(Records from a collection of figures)

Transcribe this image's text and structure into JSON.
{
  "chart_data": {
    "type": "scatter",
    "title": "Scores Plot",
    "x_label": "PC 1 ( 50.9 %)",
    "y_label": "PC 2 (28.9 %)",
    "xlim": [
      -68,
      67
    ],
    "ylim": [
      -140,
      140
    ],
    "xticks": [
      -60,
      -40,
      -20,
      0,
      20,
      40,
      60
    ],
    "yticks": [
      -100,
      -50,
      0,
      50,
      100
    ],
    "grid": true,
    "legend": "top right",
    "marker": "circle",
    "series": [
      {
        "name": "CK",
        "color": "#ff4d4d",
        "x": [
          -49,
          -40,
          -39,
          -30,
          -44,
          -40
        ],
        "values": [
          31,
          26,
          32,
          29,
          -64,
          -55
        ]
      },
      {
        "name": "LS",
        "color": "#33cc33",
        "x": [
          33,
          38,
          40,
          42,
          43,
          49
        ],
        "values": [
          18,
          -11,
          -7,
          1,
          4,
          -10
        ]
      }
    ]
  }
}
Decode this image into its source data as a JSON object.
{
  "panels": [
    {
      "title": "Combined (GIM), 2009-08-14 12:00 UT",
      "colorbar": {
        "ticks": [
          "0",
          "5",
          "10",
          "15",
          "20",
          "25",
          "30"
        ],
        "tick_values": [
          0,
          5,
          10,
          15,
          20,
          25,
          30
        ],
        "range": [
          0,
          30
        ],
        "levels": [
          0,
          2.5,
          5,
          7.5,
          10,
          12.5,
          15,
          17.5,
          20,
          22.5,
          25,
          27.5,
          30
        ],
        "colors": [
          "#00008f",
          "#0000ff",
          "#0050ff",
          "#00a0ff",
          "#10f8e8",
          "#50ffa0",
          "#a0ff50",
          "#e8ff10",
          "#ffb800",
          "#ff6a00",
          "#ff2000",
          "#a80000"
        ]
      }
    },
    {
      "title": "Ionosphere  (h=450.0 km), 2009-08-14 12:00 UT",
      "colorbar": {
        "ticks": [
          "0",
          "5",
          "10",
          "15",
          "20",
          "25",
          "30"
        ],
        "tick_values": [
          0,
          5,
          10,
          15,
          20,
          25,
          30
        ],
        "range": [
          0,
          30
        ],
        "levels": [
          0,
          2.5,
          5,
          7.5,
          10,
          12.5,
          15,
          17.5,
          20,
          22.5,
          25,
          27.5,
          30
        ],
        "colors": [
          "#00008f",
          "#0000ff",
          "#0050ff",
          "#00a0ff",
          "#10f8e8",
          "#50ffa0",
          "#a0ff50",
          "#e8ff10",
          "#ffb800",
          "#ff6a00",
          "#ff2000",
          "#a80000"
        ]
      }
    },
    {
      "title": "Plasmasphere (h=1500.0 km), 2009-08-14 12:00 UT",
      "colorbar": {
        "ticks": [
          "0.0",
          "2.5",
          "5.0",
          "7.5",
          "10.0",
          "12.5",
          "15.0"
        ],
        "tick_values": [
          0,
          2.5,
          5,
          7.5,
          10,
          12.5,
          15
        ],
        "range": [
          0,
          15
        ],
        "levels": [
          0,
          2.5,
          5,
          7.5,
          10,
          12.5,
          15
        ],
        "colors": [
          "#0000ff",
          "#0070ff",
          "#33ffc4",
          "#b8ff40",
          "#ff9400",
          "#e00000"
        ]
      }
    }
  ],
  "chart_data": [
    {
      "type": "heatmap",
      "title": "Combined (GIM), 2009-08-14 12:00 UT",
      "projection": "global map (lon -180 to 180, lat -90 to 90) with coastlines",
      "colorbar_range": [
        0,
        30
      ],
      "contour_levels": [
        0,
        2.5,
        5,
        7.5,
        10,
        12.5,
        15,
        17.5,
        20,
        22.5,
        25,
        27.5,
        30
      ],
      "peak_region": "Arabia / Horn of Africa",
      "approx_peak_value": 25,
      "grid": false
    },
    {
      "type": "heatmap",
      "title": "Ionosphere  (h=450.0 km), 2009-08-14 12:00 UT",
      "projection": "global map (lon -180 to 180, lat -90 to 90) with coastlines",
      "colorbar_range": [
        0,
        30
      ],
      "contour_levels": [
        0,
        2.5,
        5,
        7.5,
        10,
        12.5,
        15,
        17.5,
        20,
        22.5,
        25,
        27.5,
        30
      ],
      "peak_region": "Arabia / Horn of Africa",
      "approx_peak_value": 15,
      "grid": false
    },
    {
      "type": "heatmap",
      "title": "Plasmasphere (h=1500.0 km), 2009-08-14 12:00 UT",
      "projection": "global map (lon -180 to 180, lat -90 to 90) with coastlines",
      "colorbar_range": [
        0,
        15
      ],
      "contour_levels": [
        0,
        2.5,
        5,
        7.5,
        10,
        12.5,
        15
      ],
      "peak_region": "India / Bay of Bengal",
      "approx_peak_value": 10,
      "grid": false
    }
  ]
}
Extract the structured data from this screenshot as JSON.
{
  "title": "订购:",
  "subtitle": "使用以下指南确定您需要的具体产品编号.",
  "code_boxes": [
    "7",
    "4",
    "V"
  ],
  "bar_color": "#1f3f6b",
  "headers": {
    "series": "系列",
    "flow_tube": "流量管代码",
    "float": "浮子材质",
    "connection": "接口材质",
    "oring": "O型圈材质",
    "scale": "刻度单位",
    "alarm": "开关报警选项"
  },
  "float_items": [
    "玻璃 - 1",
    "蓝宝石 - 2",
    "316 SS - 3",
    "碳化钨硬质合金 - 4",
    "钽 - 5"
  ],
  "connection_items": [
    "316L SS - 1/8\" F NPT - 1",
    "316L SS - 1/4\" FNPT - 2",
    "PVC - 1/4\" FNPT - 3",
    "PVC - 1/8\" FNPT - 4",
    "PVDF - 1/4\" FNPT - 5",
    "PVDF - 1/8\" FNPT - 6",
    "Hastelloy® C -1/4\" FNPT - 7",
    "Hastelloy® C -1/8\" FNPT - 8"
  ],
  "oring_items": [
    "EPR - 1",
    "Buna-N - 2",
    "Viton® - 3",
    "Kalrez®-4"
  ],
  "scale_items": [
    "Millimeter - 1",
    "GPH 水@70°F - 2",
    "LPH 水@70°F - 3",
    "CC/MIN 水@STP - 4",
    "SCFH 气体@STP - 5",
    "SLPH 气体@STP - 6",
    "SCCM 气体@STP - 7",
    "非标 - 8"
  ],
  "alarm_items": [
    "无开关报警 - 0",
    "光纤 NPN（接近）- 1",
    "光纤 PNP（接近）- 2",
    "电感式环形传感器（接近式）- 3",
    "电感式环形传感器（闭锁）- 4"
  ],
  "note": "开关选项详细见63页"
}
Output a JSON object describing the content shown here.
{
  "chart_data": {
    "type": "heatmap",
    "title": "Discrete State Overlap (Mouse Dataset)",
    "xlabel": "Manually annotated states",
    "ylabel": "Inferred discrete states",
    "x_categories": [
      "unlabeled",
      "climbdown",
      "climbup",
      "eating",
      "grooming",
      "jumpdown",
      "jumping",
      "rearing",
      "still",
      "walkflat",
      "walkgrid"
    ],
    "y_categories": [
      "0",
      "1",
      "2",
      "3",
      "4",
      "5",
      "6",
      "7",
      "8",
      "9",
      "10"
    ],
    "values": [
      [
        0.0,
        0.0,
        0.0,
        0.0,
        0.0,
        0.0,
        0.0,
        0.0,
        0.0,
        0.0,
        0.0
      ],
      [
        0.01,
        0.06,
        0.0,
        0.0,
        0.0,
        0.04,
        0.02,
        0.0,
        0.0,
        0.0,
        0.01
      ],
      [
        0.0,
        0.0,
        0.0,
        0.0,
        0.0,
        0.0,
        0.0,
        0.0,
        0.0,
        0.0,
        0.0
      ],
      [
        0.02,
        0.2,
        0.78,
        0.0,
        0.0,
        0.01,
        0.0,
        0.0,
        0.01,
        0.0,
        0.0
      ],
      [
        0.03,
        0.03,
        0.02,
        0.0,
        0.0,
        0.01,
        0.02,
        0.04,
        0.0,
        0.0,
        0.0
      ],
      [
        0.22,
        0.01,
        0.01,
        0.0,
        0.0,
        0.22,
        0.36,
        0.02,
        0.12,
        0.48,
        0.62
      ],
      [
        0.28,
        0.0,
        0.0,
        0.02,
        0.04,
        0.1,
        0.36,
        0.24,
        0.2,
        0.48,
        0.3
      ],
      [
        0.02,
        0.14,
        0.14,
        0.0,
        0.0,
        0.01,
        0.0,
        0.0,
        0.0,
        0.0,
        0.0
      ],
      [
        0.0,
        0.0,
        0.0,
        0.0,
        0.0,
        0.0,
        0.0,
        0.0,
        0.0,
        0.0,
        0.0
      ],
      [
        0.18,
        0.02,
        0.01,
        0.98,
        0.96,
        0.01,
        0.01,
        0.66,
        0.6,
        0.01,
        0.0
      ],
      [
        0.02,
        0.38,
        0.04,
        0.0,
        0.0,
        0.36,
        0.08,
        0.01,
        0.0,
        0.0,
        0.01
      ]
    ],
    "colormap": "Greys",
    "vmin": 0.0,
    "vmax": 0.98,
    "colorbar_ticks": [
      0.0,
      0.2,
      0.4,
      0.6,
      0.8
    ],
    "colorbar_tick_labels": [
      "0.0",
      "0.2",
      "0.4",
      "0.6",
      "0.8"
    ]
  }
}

- **Exercise requirements**: Work out how many lines above contain the word "into". Give only the number.

- **Answer to this exercise**: 2